▶ _What the exercise asks_: Recast the rows as a numbered list, leaving out blank lines: begin at the line that contains "import-config-field[interactable] <box>333 320" and stop after the line that contains "window-title: Export Manager".

[Spatial layout data]
|---|
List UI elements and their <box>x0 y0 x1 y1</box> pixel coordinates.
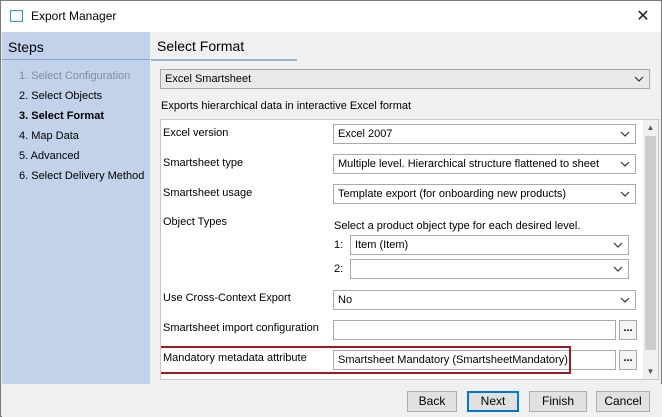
import-config-field[interactable] <box>333 320 616 340</box>
format-description: Exports hierarchical data in interactive… <box>161 100 412 112</box>
window-title: Export Manager <box>31 9 117 23</box>
smartsheet-type-select[interactable]: Multiple level. Hierarchical structure f… <box>333 154 636 174</box>
app-window-icon <box>10 10 23 22</box>
smartsheet-usage-value: Template export (for onboarding new prod… <box>338 188 567 200</box>
level-2-label: 2: <box>334 263 344 275</box>
chevron-down-icon <box>620 297 630 303</box>
level-1-label: 1: <box>334 239 344 251</box>
main-content: Select Format Excel Smartsheet Exports h… <box>151 32 661 384</box>
chevron-down-icon <box>620 161 630 167</box>
level-1-value: Item (Item) <box>355 239 409 251</box>
step-select-delivery-method[interactable]: 6. Select Delivery Method <box>19 170 144 182</box>
scroll-up-icon[interactable]: ▲ <box>643 120 658 135</box>
scroll-down-icon[interactable]: ▼ <box>643 364 658 379</box>
excel-version-label: Excel version <box>163 127 229 139</box>
chevron-down-icon <box>620 131 630 137</box>
step-select-objects[interactable]: 2. Select Objects <box>19 90 102 102</box>
vertical-scrollbar[interactable]: ▲ ▼ <box>643 120 658 379</box>
excel-version-select[interactable]: Excel 2007 <box>333 124 636 144</box>
title-bar: Export Manager ✕ <box>1 1 661 32</box>
step-select-configuration[interactable]: 1. Select Configuration <box>19 70 130 82</box>
chevron-down-icon <box>613 242 623 248</box>
smartsheet-usage-label: Smartsheet usage <box>163 187 253 199</box>
finish-button[interactable]: Finish <box>529 391 587 412</box>
steps-heading: Steps <box>8 39 44 55</box>
object-types-instruction: Select a product object type for each de… <box>334 220 581 232</box>
export-manager-window: Export Manager ✕ Steps 1. Select Configu… <box>0 0 662 417</box>
cross-context-select[interactable]: No <box>333 290 636 310</box>
smartsheet-type-label: Smartsheet type <box>163 157 244 169</box>
step-map-data[interactable]: 4. Map Data <box>19 130 79 142</box>
import-config-browse-button[interactable]: ... <box>619 320 637 340</box>
dialog-footer: Back Next Finish Cancel <box>2 384 662 417</box>
format-select-value: Excel Smartsheet <box>165 73 252 85</box>
smartsheet-type-value: Multiple level. Hierarchical structure f… <box>338 158 600 170</box>
level-2-select[interactable] <box>350 259 629 279</box>
step-advanced[interactable]: 5. Advanced <box>19 150 80 162</box>
chevron-down-icon <box>613 266 623 272</box>
highlight-box <box>161 346 571 374</box>
level-1-select[interactable]: Item (Item) <box>350 235 629 255</box>
format-select[interactable]: Excel Smartsheet <box>160 69 650 89</box>
mandatory-attr-browse-button[interactable]: ... <box>619 350 637 370</box>
back-button[interactable]: Back <box>407 391 457 412</box>
scroll-thumb[interactable] <box>645 136 656 350</box>
steps-sidebar: Steps 1. Select Configuration 2. Select … <box>2 32 150 384</box>
next-button[interactable]: Next <box>467 391 519 412</box>
cross-context-value: No <box>338 294 353 306</box>
cancel-button[interactable]: Cancel <box>596 391 650 412</box>
steps-divider <box>2 59 150 60</box>
excel-version-value: Excel 2007 <box>338 128 393 140</box>
page-title-underline <box>151 59 297 61</box>
import-config-label: Smartsheet import configuration <box>163 322 319 334</box>
format-options-panel: Excel version Excel 2007 Smartsheet type… <box>160 119 659 380</box>
chevron-down-icon <box>620 191 630 197</box>
page-title: Select Format <box>157 38 245 54</box>
smartsheet-usage-select[interactable]: Template export (for onboarding new prod… <box>333 184 636 204</box>
close-icon[interactable]: ✕ <box>631 5 655 27</box>
cross-context-label: Use Cross-Context Export <box>163 292 291 304</box>
object-types-label: Object Types <box>163 216 227 228</box>
step-select-format[interactable]: 3. Select Format <box>19 110 104 122</box>
chevron-down-icon <box>634 76 644 82</box>
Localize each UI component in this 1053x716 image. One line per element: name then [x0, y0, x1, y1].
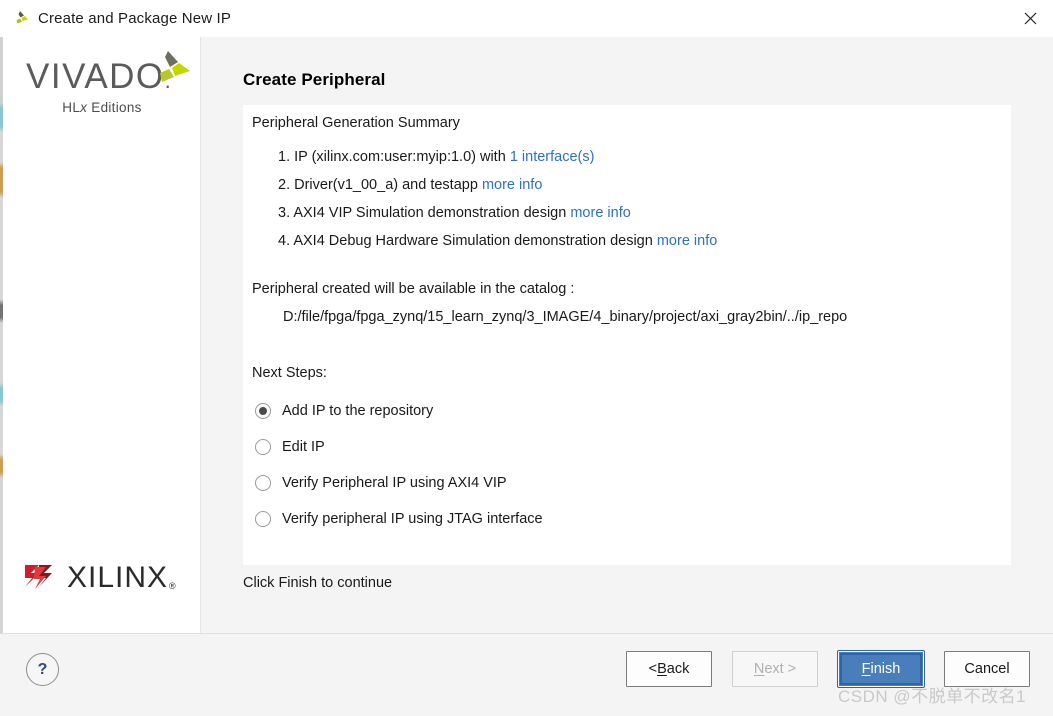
next-steps-radio-group: Add IP to the repository Edit IP Verify …	[252, 393, 543, 537]
summary-item-link[interactable]: more info	[482, 177, 542, 193]
summary-item: 4. AXI4 Debug Hardware Simulation demons…	[252, 227, 992, 255]
radio-option-verify-jtag[interactable]: Verify peripheral IP using JTAG interfac…	[252, 501, 543, 537]
finish-hint-text: Click Finish to continue	[243, 575, 393, 591]
catalog-path: D:/file/fpga/fpga_zynq/15_learn_zynq/3_I…	[283, 309, 848, 325]
xilinx-mark-icon	[22, 561, 56, 595]
summary-item: 3. AXI4 VIP Simulation demonstration des…	[252, 199, 992, 227]
radio-option-label: Add IP to the repository	[282, 403, 434, 419]
accent-strip	[0, 37, 3, 633]
summary-list: 1. IP (xilinx.com:user:myip:1.0) with 1 …	[252, 143, 992, 255]
next-steps-label: Next Steps:	[252, 365, 327, 381]
next-button[interactable]: Next >	[732, 651, 818, 687]
cancel-button[interactable]: Cancel	[944, 651, 1030, 687]
summary-item-number: 3.	[278, 205, 291, 221]
radio-icon[interactable]	[255, 511, 271, 527]
cancel-button-post: Cancel	[964, 661, 1010, 677]
radio-icon[interactable]	[255, 403, 271, 419]
main-content: Create Peripheral Peripheral Generation …	[201, 37, 1053, 633]
radio-option-verify-axi4-vip[interactable]: Verify Peripheral IP using AXI4 VIP	[252, 465, 543, 501]
vivado-subtitle-pre: HL	[62, 100, 81, 115]
radio-option-label: Edit IP	[282, 439, 325, 455]
radio-option-label: Verify peripheral IP using JTAG interfac…	[282, 511, 543, 527]
back-button-pre: <	[648, 661, 658, 677]
radio-option-edit-ip[interactable]: Edit IP	[252, 429, 543, 465]
next-button-post: ext >	[764, 661, 797, 677]
vivado-wordmark-text: VIVADO	[26, 57, 165, 96]
xilinx-wordmark-text: XILINX	[67, 561, 169, 594]
vivado-subtitle-post: Editions	[87, 100, 142, 115]
summary-heading: Peripheral Generation Summary	[252, 115, 460, 131]
vivado-pinwheel-icon	[148, 49, 192, 93]
finish-button-post: inish	[870, 661, 901, 677]
summary-item-number: 2.	[278, 177, 291, 193]
summary-item-text: AXI4 VIP Simulation demonstration design	[293, 205, 571, 221]
summary-item: 2. Driver(v1_00_a) and testapp more info	[252, 171, 992, 199]
vivado-subtitle: HLx Editions	[26, 100, 186, 115]
xilinx-wordmark: XILINX®	[67, 563, 176, 593]
radio-option-add-ip-to-repository[interactable]: Add IP to the repository	[252, 393, 543, 429]
radio-icon[interactable]	[255, 439, 271, 455]
back-button[interactable]: < Back	[626, 651, 712, 687]
finish-button[interactable]: Finish	[838, 651, 924, 687]
back-button-post: ack	[666, 661, 690, 677]
summary-item-link[interactable]: more info	[570, 205, 630, 221]
dialog-footer: ? < Back Next > Finish Cancel	[0, 633, 1053, 716]
back-button-accel: B	[657, 661, 667, 677]
page-title: Create Peripheral	[243, 70, 386, 89]
radio-option-label: Verify Peripheral IP using AXI4 VIP	[282, 475, 507, 491]
summary-panel: Peripheral Generation Summary 1. IP (xil…	[243, 105, 1011, 565]
help-button[interactable]: ?	[26, 653, 59, 686]
summary-item-number: 4.	[278, 233, 291, 249]
title-bar: Create and Package New IP	[0, 0, 1053, 38]
dialog-button-row: < Back Next > Finish Cancel	[626, 651, 1030, 687]
xilinx-registered-mark: ®	[169, 581, 177, 591]
next-button-accel: N	[753, 661, 765, 677]
branding-sidebar: VIVADO. HLx Editions XILINX®	[0, 37, 201, 633]
finish-button-accel: F	[861, 661, 871, 677]
summary-item-number: 1.	[278, 149, 291, 165]
summary-item: 1. IP (xilinx.com:user:myip:1.0) with 1 …	[252, 143, 992, 171]
vivado-app-icon	[11, 10, 29, 28]
window-title: Create and Package New IP	[38, 10, 232, 27]
summary-item-text: IP (xilinx.com:user:myip:1.0) with	[294, 149, 510, 165]
summary-item-text: Driver(v1_00_a) and testapp	[294, 177, 482, 193]
catalog-label: Peripheral created will be available in …	[252, 281, 575, 297]
vivado-logo: VIVADO. HLx Editions	[26, 51, 190, 115]
summary-item-link[interactable]: more info	[657, 233, 717, 249]
close-icon[interactable]	[1007, 0, 1053, 36]
summary-item-link[interactable]: 1 interface(s)	[510, 149, 595, 165]
radio-icon[interactable]	[255, 475, 271, 491]
xilinx-logo: XILINX®	[22, 561, 176, 595]
summary-item-text: AXI4 Debug Hardware Simulation demonstra…	[293, 233, 657, 249]
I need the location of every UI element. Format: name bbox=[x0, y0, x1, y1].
|---|
▶ _Task solution_:
1. import-config-field[interactable] <box>333 320 616 340</box>
2. format-description: Exports hierarchical data in interactive… <box>161 100 412 112</box>
3. window-title: Export Manager <box>31 9 117 23</box>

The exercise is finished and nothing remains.